### [CONSIGNA]
Reproduce el fragmento sobre las patentes desde las palabras "Lo segundo a" y detente después de "sus efectos negativos.". Cambia "racionamiento" por "escasez".

───── FRAGMENTO DEL DOCUMENTO

Vayamos rápidamente por partes.
Lo primero que hay que saber es que reconocer el derecho de patentes es una decisión política y no una exigencia económica. Numerosos estudios científicos y evidencias históricas han mostrado que hay multitud de inventos e innovaciones que se han realizado sin necesidad de haber protegido al capital privado concediéndole el monopolio. Cualquier lector puede indagar en la red donde encontrará estudios que lo demuestran en diversas etapas históricas (por ejemplo, aquí y aquí o en algunos artículos míos sobre el caso de las vacunas, como este).
Lo segundo a tener en cuenta es que, siendo cierto que las patentes son imprescindibles para que haya inventos e innovaciones en el sector privado, lo que habría que plantear es si el sistema de monopolio y, por tanto, de racionamiento y mayor precio, es decir de exclusión del consumo e insatisfacción que lleva consigo, compensa a la sociedad, si no tiene alternativa o si no se deben limitar sus efectos negativos.

──────────
───── DATOS DISPONIBLES

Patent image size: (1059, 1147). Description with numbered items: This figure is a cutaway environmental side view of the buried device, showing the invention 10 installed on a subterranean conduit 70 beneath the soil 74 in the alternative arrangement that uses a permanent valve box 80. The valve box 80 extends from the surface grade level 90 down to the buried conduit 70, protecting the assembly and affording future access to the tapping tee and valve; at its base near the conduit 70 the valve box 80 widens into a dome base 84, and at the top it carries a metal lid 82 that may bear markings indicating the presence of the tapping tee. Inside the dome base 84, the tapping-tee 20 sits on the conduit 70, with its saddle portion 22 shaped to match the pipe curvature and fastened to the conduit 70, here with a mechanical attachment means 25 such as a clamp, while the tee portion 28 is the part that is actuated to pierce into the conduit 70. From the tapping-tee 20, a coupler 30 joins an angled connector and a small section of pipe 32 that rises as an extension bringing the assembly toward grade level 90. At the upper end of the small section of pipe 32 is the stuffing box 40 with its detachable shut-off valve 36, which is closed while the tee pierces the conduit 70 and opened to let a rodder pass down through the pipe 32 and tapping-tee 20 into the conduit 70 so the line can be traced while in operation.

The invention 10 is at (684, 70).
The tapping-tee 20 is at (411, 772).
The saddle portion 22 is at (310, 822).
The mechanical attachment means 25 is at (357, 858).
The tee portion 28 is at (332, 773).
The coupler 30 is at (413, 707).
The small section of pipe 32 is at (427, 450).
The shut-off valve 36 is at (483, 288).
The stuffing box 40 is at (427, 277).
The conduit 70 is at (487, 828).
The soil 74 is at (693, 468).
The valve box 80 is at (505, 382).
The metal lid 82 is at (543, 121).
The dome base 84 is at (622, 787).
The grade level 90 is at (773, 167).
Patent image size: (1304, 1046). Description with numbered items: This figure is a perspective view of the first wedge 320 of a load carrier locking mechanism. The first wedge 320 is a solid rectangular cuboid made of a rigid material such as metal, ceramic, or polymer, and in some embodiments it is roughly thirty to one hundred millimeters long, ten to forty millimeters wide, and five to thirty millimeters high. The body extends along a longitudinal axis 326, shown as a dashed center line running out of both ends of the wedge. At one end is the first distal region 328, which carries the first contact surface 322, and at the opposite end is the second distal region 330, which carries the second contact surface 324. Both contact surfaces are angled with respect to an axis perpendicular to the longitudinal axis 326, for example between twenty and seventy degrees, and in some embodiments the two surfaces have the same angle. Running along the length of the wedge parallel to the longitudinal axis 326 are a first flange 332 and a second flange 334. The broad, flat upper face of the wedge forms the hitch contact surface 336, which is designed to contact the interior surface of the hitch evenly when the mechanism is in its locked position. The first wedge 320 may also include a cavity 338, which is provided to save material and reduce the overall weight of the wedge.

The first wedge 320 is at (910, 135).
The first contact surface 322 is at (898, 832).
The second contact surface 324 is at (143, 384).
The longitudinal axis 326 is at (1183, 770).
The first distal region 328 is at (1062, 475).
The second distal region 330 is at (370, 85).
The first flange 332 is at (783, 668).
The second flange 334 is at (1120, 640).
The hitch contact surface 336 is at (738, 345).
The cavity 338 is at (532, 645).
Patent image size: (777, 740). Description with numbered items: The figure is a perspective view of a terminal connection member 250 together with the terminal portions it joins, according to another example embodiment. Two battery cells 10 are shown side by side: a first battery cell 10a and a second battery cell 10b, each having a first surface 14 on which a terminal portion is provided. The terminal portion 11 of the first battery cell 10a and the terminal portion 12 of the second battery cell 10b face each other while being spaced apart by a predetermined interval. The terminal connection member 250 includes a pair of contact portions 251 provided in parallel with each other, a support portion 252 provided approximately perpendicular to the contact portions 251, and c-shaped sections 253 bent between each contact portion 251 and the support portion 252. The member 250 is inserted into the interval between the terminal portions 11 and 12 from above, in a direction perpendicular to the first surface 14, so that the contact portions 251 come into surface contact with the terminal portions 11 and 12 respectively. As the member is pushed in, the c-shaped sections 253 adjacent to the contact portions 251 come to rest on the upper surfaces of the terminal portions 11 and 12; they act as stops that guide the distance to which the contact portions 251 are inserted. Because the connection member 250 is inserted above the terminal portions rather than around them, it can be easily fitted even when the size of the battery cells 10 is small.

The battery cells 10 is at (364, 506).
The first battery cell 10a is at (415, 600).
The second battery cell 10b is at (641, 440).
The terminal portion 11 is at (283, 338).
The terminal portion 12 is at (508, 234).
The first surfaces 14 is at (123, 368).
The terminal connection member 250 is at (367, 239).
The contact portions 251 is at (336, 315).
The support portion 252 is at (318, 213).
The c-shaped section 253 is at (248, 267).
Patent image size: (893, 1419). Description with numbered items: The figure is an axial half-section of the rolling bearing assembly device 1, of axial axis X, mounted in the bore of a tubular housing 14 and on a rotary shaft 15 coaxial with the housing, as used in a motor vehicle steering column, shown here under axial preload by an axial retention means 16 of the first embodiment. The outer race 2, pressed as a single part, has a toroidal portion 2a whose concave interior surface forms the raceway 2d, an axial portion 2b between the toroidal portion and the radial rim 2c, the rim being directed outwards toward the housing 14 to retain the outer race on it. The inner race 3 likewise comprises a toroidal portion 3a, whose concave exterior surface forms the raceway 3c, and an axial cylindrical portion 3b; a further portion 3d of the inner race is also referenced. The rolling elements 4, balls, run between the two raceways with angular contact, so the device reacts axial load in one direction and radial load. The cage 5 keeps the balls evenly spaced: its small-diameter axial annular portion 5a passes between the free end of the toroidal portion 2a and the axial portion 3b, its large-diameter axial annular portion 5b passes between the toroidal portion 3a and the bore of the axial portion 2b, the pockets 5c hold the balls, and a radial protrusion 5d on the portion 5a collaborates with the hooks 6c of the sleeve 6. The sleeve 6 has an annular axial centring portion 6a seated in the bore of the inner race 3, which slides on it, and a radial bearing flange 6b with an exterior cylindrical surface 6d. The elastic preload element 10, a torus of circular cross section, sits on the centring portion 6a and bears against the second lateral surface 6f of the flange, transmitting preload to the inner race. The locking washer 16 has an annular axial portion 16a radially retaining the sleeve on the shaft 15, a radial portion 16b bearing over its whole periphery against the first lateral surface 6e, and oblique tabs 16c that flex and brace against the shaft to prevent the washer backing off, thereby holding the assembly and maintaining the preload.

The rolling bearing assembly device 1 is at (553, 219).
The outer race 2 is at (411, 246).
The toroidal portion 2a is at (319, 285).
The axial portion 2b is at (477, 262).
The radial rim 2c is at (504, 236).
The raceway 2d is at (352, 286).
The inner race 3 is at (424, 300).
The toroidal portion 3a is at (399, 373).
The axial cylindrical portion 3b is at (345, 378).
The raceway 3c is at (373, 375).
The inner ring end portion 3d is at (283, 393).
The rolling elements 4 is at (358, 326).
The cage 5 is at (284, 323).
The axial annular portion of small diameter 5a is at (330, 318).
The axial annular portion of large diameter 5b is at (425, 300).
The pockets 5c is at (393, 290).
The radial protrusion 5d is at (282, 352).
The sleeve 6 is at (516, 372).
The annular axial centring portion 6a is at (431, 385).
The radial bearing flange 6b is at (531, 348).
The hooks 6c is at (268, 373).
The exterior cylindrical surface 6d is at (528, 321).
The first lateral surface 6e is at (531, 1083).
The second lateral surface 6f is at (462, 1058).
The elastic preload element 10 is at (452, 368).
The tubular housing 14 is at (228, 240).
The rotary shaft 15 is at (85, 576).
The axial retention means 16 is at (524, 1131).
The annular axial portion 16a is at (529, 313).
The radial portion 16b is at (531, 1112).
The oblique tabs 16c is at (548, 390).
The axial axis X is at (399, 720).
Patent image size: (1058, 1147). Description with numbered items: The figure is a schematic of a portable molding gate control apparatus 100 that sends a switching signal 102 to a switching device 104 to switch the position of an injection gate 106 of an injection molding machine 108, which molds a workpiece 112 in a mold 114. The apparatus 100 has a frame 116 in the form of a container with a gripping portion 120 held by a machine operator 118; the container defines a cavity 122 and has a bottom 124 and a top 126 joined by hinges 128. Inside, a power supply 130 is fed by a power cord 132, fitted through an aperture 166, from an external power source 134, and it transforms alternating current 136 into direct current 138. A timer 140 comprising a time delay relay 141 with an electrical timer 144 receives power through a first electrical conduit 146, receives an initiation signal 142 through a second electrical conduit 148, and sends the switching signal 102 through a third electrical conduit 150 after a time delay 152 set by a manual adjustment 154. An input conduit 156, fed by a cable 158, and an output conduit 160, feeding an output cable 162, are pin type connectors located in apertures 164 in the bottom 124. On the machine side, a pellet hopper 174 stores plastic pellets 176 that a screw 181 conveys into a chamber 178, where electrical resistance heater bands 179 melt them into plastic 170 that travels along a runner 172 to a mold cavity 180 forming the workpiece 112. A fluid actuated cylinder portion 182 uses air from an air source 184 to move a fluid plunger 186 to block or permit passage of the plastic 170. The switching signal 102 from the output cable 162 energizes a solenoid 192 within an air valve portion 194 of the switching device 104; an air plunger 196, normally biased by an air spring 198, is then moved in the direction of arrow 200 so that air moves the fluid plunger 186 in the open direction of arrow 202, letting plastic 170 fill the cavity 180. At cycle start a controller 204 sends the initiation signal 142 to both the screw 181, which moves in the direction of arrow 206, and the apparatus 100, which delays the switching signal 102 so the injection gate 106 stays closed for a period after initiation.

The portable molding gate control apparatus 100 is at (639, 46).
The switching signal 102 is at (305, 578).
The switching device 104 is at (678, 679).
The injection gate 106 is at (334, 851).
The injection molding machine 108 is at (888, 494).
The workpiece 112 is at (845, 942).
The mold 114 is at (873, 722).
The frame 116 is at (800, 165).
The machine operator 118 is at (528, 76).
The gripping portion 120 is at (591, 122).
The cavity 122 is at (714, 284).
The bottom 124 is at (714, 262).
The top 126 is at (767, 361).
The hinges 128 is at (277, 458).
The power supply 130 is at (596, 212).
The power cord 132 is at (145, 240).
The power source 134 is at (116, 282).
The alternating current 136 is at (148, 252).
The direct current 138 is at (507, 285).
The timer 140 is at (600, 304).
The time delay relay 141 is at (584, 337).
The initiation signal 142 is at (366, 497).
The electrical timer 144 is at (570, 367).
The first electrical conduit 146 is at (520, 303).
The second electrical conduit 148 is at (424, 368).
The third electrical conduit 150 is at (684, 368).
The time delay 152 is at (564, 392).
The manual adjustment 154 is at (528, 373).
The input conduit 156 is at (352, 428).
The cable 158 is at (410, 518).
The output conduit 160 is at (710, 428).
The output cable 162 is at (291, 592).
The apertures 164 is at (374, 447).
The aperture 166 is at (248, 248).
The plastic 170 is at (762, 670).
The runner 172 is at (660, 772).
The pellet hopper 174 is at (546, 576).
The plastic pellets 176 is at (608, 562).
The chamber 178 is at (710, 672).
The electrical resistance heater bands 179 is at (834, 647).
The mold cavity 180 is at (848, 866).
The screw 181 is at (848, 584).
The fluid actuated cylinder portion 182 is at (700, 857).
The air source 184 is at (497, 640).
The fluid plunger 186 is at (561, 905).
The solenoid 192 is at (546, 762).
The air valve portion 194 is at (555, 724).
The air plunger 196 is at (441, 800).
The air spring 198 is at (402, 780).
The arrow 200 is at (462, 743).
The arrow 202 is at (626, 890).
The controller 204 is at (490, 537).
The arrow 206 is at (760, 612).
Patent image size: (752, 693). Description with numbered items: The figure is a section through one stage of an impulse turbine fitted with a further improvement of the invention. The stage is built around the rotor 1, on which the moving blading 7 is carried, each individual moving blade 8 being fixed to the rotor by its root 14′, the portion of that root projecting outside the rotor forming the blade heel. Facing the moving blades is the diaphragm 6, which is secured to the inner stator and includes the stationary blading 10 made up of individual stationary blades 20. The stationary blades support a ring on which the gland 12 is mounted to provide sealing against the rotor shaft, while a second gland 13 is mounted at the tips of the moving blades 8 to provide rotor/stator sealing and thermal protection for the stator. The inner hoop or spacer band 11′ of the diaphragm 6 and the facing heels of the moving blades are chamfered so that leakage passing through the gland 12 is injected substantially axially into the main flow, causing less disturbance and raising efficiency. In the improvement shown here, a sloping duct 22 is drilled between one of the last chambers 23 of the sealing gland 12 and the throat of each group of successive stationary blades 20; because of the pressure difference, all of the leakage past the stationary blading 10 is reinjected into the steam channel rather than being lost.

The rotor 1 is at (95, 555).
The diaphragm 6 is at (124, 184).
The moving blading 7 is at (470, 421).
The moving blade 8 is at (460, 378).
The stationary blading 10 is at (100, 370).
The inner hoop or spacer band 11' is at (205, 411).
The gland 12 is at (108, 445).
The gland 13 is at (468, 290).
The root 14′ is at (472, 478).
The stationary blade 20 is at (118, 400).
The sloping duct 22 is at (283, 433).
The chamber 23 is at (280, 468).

──────────

### [RESPUESTA]
Lo segundo a tener en cuenta es que, siendo cierto que las patentes son imprescindibles para que haya inventos e innovaciones en el sector privado, lo que habría que plantear es si el sistema de monopolio y, por tanto, de escasez y mayor precio, es decir de exclusión del consumo e insatisfacción que lleva consigo, compensa a la sociedad, si no tiene alternativa o si no se deben limitar sus efectos negativos.